(Collection entries)
··········

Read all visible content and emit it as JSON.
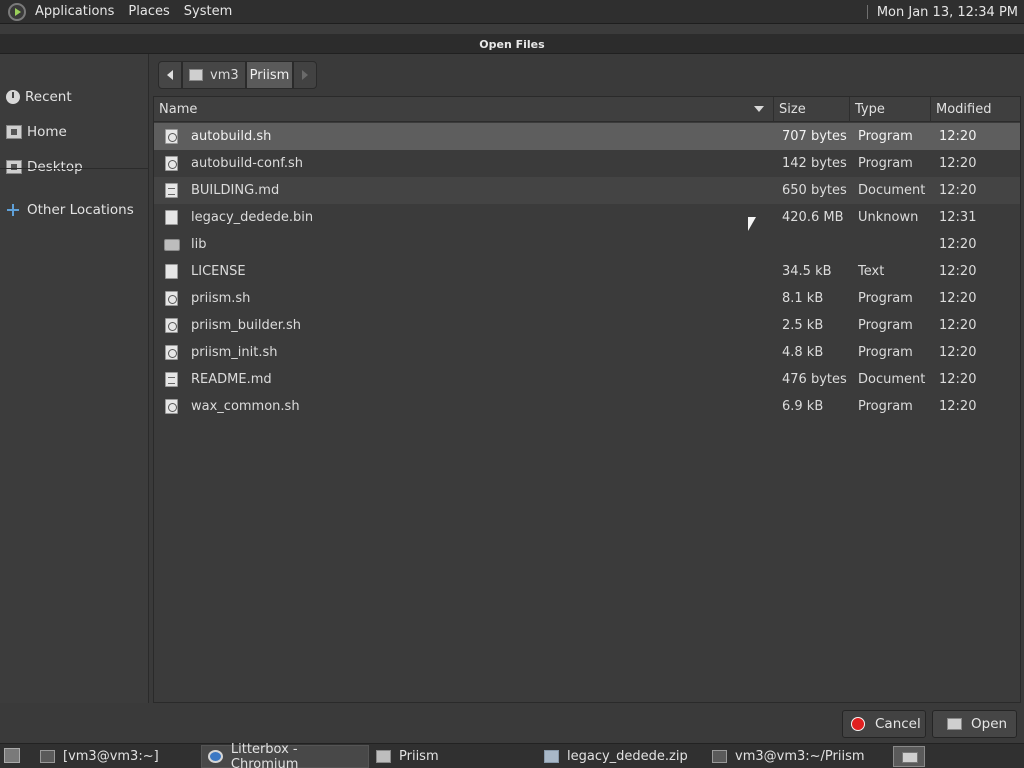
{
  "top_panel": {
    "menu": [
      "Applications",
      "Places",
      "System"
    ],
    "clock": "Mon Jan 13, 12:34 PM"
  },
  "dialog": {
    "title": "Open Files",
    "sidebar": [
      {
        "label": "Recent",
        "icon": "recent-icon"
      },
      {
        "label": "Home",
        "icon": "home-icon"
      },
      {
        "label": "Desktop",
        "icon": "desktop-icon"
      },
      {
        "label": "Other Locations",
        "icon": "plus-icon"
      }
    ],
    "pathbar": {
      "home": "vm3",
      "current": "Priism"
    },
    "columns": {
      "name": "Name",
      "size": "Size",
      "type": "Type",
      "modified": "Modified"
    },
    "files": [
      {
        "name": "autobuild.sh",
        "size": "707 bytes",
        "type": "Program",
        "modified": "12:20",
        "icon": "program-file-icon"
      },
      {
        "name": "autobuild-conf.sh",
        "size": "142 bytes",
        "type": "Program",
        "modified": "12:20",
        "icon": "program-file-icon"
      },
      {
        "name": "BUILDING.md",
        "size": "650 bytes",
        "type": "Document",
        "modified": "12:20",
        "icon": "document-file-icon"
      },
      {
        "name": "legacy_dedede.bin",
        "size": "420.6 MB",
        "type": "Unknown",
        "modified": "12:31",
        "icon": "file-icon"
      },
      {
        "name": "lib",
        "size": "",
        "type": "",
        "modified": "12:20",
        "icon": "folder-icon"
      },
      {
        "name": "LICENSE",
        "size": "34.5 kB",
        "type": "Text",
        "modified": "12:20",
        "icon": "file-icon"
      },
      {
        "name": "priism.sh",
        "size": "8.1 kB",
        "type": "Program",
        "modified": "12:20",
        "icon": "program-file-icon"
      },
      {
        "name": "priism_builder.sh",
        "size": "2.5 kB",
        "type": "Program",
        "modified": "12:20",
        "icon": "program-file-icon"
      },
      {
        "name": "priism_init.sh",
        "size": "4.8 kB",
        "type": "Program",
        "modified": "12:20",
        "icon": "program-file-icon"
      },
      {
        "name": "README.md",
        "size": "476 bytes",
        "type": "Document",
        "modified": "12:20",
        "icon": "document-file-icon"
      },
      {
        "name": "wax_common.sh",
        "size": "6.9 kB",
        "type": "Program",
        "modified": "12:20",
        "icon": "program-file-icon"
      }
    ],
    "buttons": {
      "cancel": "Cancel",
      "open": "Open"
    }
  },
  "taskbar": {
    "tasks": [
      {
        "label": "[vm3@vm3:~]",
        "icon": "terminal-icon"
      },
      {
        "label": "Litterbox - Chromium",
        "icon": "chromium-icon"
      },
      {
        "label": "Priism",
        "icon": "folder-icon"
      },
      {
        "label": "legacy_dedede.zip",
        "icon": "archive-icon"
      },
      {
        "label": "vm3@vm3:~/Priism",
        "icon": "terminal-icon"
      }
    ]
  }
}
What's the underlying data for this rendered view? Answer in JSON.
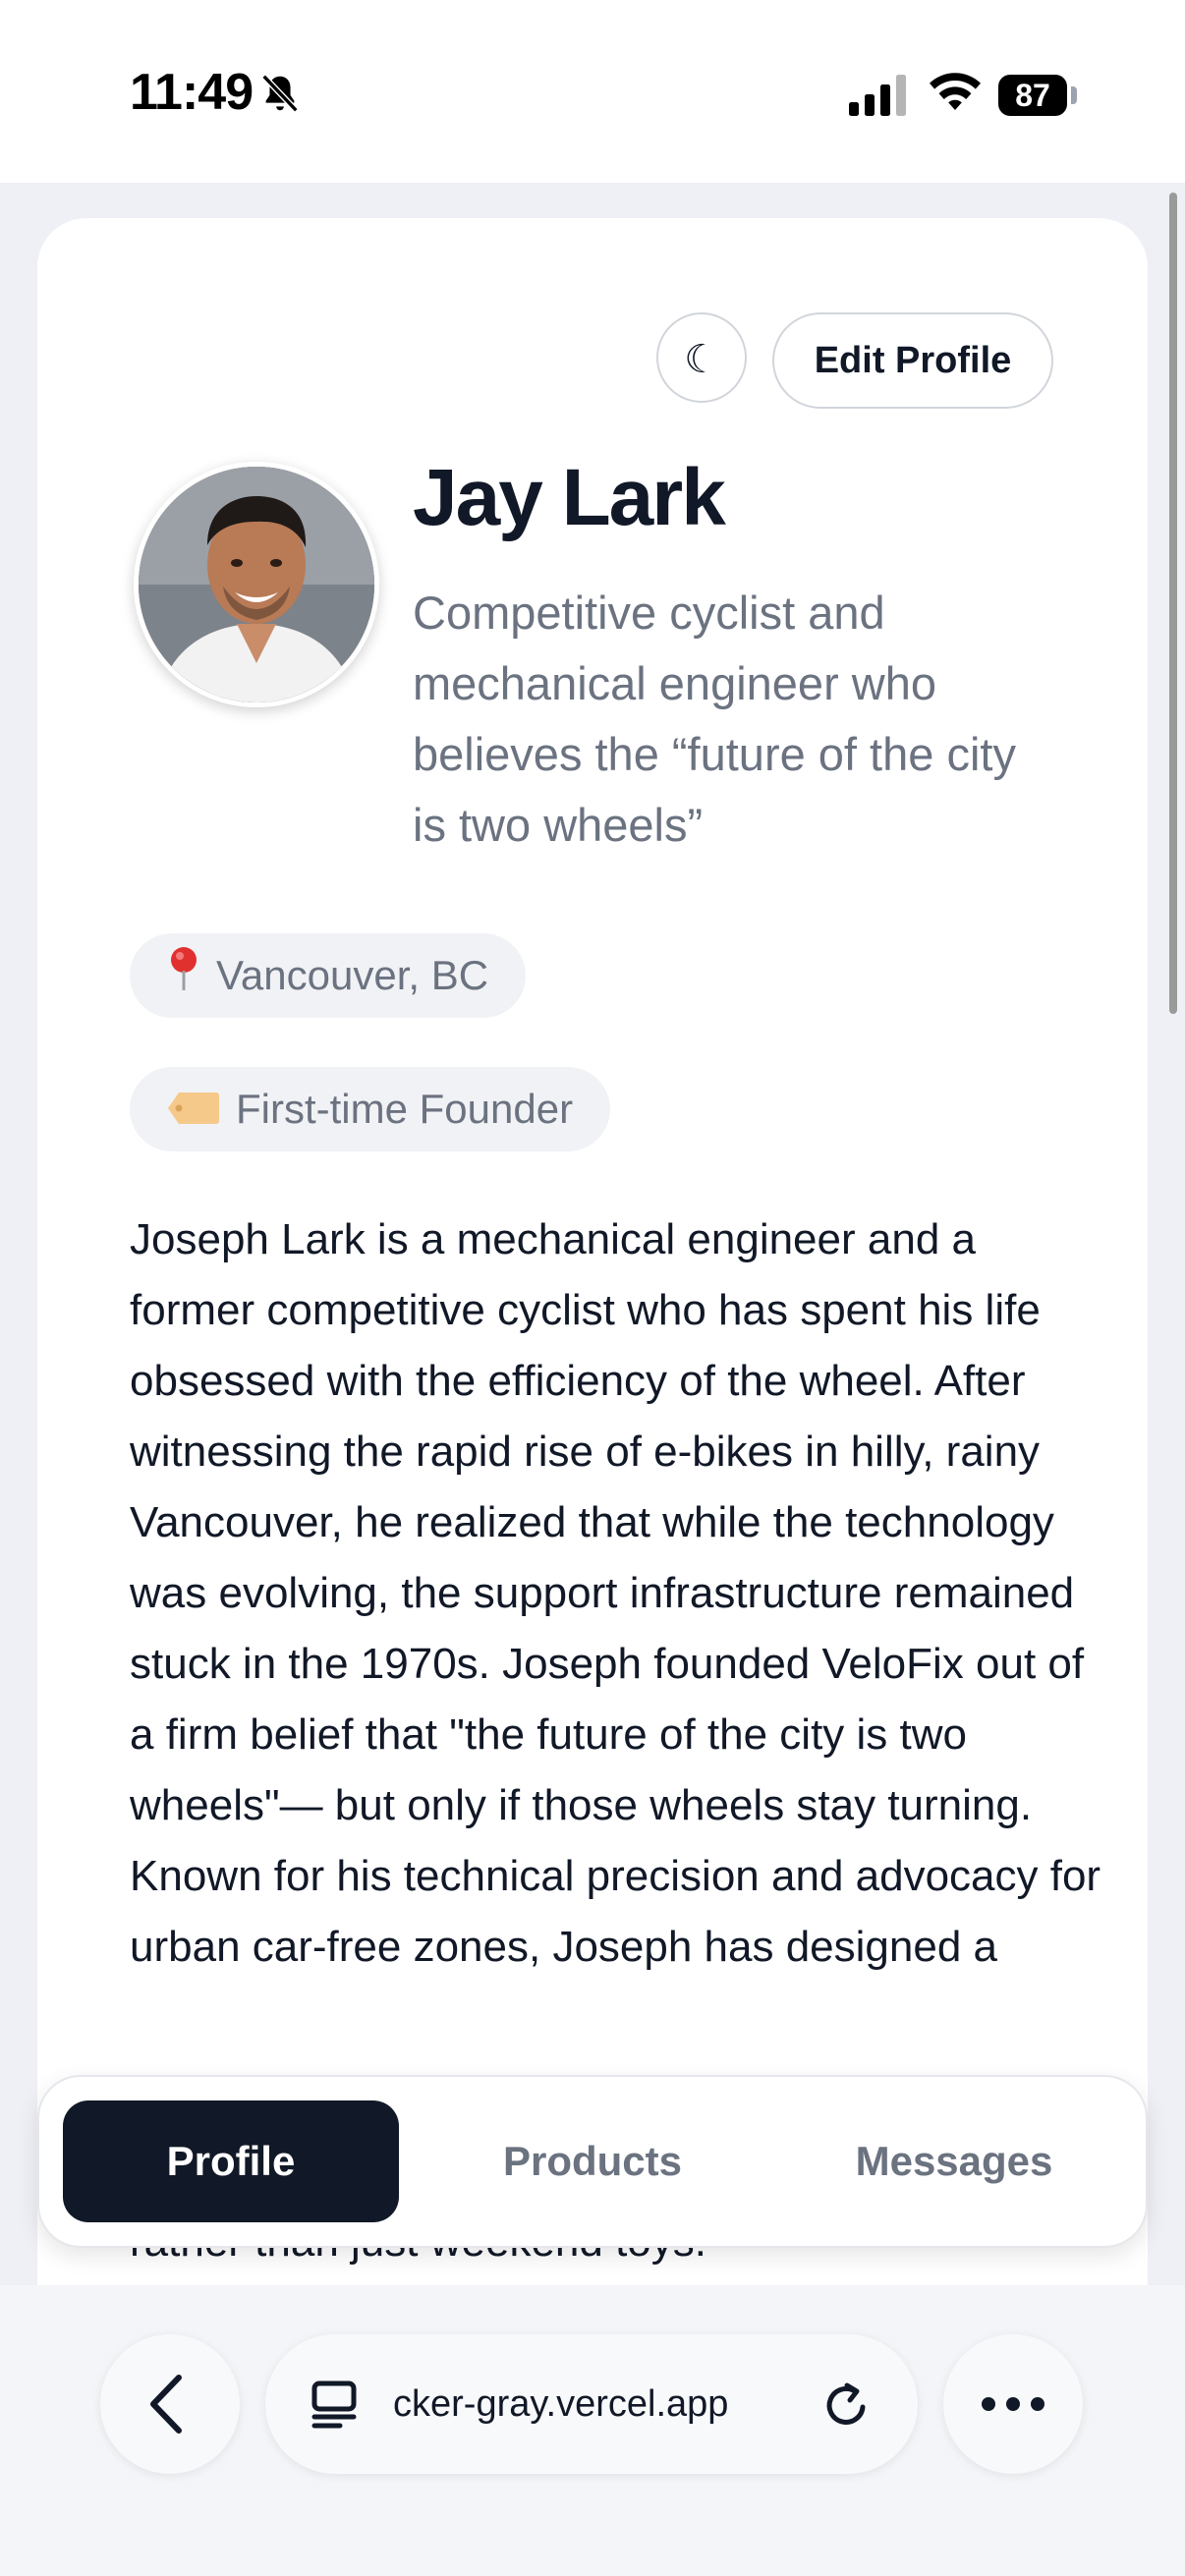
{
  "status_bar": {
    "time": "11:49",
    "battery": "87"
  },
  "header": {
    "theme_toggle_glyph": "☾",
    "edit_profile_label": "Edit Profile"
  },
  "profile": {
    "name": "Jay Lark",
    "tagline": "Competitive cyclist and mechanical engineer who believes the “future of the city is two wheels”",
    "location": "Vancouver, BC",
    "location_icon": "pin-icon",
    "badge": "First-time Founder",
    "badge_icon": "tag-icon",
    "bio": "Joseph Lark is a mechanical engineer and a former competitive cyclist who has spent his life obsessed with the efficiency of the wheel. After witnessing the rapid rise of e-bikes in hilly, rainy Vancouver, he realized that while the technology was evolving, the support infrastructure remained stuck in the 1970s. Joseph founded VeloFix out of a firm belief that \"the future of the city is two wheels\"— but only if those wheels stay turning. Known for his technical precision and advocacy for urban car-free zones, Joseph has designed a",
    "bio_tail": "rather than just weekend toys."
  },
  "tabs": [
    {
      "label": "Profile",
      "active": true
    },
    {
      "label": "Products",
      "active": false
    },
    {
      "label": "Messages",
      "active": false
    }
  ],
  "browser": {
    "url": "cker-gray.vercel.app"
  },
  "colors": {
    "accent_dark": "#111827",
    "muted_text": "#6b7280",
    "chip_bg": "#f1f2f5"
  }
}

··········

• _WHAT IS EXPECTED_:
Omit each picture, then return all of the listing exactly as it stands.

• _THE COMPLETED TASK_:
Read all visible content and emit it as JSON.
{
  "top_panel": {
    "menu": [
      "Applications",
      "Places",
      "System"
    ],
    "clock": "Mon Jan 13, 12:34 PM"
  },
  "dialog": {
    "title": "Open Files",
    "sidebar": [
      {
        "label": "Recent",
        "icon": "recent-icon"
      },
      {
        "label": "Home",
        "icon": "home-icon"
      },
      {
        "label": "Desktop",
        "icon": "desktop-icon"
      },
      {
        "label": "Other Locations",
        "icon": "plus-icon"
      }
    ],
    "pathbar": {
      "home": "vm3",
      "current": "Priism"
    },
    "columns": {
      "name": "Name",
      "size": "Size",
      "type": "Type",
      "modified": "Modified"
    },
    "files": [
      {
        "name": "autobuild.sh",
        "size": "707 bytes",
        "type": "Program",
        "modified": "12:20",
        "icon": "program-file-icon"
      },
      {
        "name": "autobuild-conf.sh",
        "size": "142 bytes",
        "type": "Program",
        "modified": "12:20",
        "icon": "program-file-icon"
      },
      {
        "name": "BUILDING.md",
        "size": "650 bytes",
        "type": "Document",
        "modified": "12:20",
        "icon": "document-file-icon"
      },
      {
        "name": "legacy_dedede.bin",
        "size": "420.6 MB",
        "type": "Unknown",
        "modified": "12:31",
        "icon": "file-icon"
      },
      {
        "name": "lib",
        "size": "",
        "type": "",
        "modified": "12:20",
        "icon": "folder-icon"
      },
      {
        "name": "LICENSE",
        "size": "34.5 kB",
        "type": "Text",
        "modified": "12:20",
        "icon": "file-icon"
      },
      {
        "name": "priism.sh",
        "size": "8.1 kB",
        "type": "Program",
        "modified": "12:20",
        "icon": "program-file-icon"
      },
      {
        "name": "priism_builder.sh",
        "size": "2.5 kB",
        "type": "Program",
        "modified": "12:20",
        "icon": "program-file-icon"
      },
      {
        "name": "priism_init.sh",
        "size": "4.8 kB",
        "type": "Program",
        "modified": "12:20",
        "icon": "program-file-icon"
      },
      {
        "name": "README.md",
        "size": "476 bytes",
        "type": "Document",
        "modified": "12:20",
        "icon": "document-file-icon"
      },
      {
        "name": "wax_common.sh",
        "size": "6.9 kB",
        "type": "Program",
        "modified": "12:20",
        "icon": "program-file-icon"
      }
    ],
    "buttons": {
      "cancel": "Cancel",
      "open": "Open"
    }
  },
  "taskbar": {
    "tasks": [
      {
        "label": "[vm3@vm3:~]",
        "icon": "terminal-icon"
      },
      {
        "label": "Litterbox - Chromium",
        "icon": "chromium-icon"
      },
      {
        "label": "Priism",
        "icon": "folder-icon"
      },
      {
        "label": "legacy_dedede.zip",
        "icon": "archive-icon"
      },
      {
        "label": "vm3@vm3:~/Priism",
        "icon": "terminal-icon"
      }
    ]
  }
}
What's the underlying data for this rendered view? Answer in JSON.
{
  "status_bar": {
    "time": "11:49",
    "battery": "87"
  },
  "header": {
    "theme_toggle_glyph": "☾",
    "edit_profile_label": "Edit Profile"
  },
  "profile": {
    "name": "Jay Lark",
    "tagline": "Competitive cyclist and mechanical engineer who believes the “future of the city is two wheels”",
    "location": "Vancouver, BC",
    "location_icon": "pin-icon",
    "badge": "First-time Founder",
    "badge_icon": "tag-icon",
    "bio": "Joseph Lark is a mechanical engineer and a former competitive cyclist who has spent his life obsessed with the efficiency of the wheel. After witnessing the rapid rise of e-bikes in hilly, rainy Vancouver, he realized that while the technology was evolving, the support infrastructure remained stuck in the 1970s. Joseph founded VeloFix out of a firm belief that \"the future of the city is two wheels\"— but only if those wheels stay turning. Known for his technical precision and advocacy for urban car-free zones, Joseph has designed a",
    "bio_tail": "rather than just weekend toys."
  },
  "tabs": [
    {
      "label": "Profile",
      "active": true
    },
    {
      "label": "Products",
      "active": false
    },
    {
      "label": "Messages",
      "active": false
    }
  ],
  "browser": {
    "url": "cker-gray.vercel.app"
  },
  "colors": {
    "accent_dark": "#111827",
    "muted_text": "#6b7280",
    "chip_bg": "#f1f2f5"
  }
}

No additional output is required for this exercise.